[Texto para leitura]
Cabe destacar que um dos principais alvos do EaD é justamente a formação docente, ou seja, os cursos de Pedagogia e Licenciatura, que cumprem a função de capacitar professoras e professores (com o menor custo possível) para a tarefa de formar as e os profissionais precarizados do futuro. Para isso, nada melhor do que oferecer às e aos futuros docentes uma educação mais aligeirada e de menor qualidade, em que não haja estímulo ao pensamento crítico, mas sim à reprodução de um sistema que também os explora. Por isso, o EaD também cumpre com o objetivo de despolitização e desmobilização da categoria docente.
Para além dos ataques já mencionados, as e os docentes também enfrentam ataques no plano discursivo e ideológico produzidos desde o campo neoliberal até o campo conservador, que se aliam na tentativa transformar as e os educadores em meros instrutores, que devem se limitar a repassar conteúdos exigidos pelo mercado de trabalho. Ainda que estejam localizados no plano discursivo, esses ataques também geram implicações na formulação de políticas públicas voltadas para a educação. Produz-se um certo tipo de subjetividade entre docentes e estudantes que esvazia o sentido crítico e integral da educação e coloca o tema do ensino como parte de uma discussão “técnica” e não política, social, pedagógica.
De um lado, o Banco Mundial, por meio do relatório “Um Ajuste Justo: Uma Análise da Eficiência e da Equidade do Gasto Público no Brasil”², atribui os problemas da educação brasileira a uma “baixa qualidade dos professores”: o desprestígio da profissão estaria relacionado à falta de requisitos para ingressar em cursos de licenciatura e para contratar professores e não à falta de investimentos nas redes de ensino e na formação docente inicial e continuada, com melhorias nos planos de carreira e salários.
No relatório, o grupo responsabiliza as e os docentes pelo baixo desempenho das escolas em avaliações de larga escala e pelos altos índices de reprovação e evasão entre as e os estudantes. Segundo eles, questões como a necessidade que as e os jovens se responsabilizem cada vez mais cedo pelo sustento ou pelo cuidado da casa não são determinantes para justificar estes números, mas sim questões como a baixa razão aluno-professor (ou seja, o número de alunos por turma deveria ser elevado), a baixa produtividade dos professores (que deveriam dedicar mais tempo a atividades em sala de aula, reduzindo a hora-atividade), o número excessivo de professores (que seria resolvido com contratos mais seletivos e menos estáveis e não repondo professores que se aposentarem com novos concursos). Além disso, o Banco Mundial vê com maus olhos os “generosos” planos previdenciários dos professores e a progressão de carreira que os possibilita ganhar mais que o defasado piso salarial: a defesa do Banco Mundial é que a remuneração docente esteja vinculada ao desempenho das escolas, o que incentiva conflitos entre a categoria.

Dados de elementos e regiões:
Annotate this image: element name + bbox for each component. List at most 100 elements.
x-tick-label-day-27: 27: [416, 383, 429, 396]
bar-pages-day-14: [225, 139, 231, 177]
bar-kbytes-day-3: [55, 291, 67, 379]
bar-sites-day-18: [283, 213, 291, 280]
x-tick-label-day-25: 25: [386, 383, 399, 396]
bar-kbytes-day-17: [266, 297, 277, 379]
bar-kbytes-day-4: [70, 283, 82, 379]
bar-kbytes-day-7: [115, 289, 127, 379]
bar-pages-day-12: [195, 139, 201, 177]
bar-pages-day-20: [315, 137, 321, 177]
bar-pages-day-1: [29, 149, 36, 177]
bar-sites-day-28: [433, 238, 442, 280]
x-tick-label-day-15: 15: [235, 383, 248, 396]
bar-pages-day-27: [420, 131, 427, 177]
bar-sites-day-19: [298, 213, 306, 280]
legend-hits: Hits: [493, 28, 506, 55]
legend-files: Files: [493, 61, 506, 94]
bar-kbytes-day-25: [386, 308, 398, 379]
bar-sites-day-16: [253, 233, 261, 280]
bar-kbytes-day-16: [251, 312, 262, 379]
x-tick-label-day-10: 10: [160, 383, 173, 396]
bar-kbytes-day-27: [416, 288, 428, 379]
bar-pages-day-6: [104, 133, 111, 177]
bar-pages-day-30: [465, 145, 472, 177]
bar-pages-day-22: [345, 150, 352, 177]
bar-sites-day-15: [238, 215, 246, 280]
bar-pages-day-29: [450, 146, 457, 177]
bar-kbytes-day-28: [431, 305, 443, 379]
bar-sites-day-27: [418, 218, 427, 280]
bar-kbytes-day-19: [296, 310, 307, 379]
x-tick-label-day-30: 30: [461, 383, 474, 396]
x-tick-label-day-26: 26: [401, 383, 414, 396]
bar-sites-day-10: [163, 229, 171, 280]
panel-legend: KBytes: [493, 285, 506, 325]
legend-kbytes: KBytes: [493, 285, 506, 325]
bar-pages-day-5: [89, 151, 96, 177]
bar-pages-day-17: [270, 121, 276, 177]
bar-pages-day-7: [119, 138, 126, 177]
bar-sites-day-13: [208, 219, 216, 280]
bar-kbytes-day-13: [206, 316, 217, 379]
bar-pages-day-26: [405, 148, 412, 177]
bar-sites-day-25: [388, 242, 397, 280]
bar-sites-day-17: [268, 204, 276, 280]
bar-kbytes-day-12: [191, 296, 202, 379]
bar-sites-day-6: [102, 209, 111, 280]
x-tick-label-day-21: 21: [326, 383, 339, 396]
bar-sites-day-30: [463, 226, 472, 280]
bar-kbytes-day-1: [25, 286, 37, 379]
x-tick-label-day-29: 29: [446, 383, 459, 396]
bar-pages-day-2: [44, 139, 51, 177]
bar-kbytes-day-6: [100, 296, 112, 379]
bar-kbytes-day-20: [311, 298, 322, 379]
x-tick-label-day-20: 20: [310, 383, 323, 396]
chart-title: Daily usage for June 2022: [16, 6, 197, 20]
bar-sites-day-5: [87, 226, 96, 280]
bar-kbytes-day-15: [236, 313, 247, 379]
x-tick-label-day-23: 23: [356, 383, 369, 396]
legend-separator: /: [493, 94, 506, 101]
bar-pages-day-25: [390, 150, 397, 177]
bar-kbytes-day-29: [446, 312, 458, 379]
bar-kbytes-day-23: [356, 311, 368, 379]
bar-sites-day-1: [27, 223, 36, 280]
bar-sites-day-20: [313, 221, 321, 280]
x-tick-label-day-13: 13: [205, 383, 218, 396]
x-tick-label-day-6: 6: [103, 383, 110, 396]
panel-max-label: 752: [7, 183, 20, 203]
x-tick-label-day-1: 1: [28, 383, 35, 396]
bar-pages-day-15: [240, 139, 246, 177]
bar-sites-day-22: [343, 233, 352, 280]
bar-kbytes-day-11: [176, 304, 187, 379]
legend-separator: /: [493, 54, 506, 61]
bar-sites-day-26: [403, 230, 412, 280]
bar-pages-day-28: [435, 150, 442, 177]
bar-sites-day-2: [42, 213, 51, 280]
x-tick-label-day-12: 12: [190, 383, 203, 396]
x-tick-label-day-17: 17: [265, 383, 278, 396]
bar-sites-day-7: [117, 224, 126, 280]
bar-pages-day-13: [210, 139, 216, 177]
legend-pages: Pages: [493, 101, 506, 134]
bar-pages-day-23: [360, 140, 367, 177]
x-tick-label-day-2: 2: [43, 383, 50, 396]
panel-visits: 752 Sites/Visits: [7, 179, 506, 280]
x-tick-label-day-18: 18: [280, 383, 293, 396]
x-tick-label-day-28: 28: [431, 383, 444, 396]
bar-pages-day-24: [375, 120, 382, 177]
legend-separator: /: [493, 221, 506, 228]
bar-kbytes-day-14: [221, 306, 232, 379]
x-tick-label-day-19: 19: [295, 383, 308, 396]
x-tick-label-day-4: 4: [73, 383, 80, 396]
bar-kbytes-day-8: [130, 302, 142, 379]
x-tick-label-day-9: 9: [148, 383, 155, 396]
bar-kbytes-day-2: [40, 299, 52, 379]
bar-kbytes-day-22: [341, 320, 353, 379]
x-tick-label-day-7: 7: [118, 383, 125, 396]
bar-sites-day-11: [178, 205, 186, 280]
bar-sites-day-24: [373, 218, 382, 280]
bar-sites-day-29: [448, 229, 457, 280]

[Tarefas obrigatórias]
a - Cite o trecho do texto sobre a formação docente entre "Cabe destacar que" e "da categoria docente.", inclusive.
b - Traduza para o inglês esta frase do texto sobre a formação docente: "Ainda que estejam localizados no plano discursivo, esses ataques também geram implicações na formulação de políticas públicas voltadas para a educação."
A listagem não tem nenhum papel nesta atividade.

[Soluções por tarefa]
a -
Cabe destacar que um dos principais alvos do EaD é justamente a formação docente, ou seja, os cursos de Pedagogia e Licenciatura, que cumprem a função de capacitar professoras e professores (com o menor custo possível) para a tarefa de formar as e os profissionais precarizados do futuro. Para isso, nada melhor do que oferecer às e aos futuros docentes uma educação mais aligeirada e de menor qualidade, em que não haja estímulo ao pensamento crítico, mas sim à reprodução de um sistema que também os explora. Por isso, o EaD também cumpre com o objetivo de despolitização e desmobilização da categoria docente.

b - Although they are located on the discursive level, these attacks also have implications for the formulation of public policies aimed at education.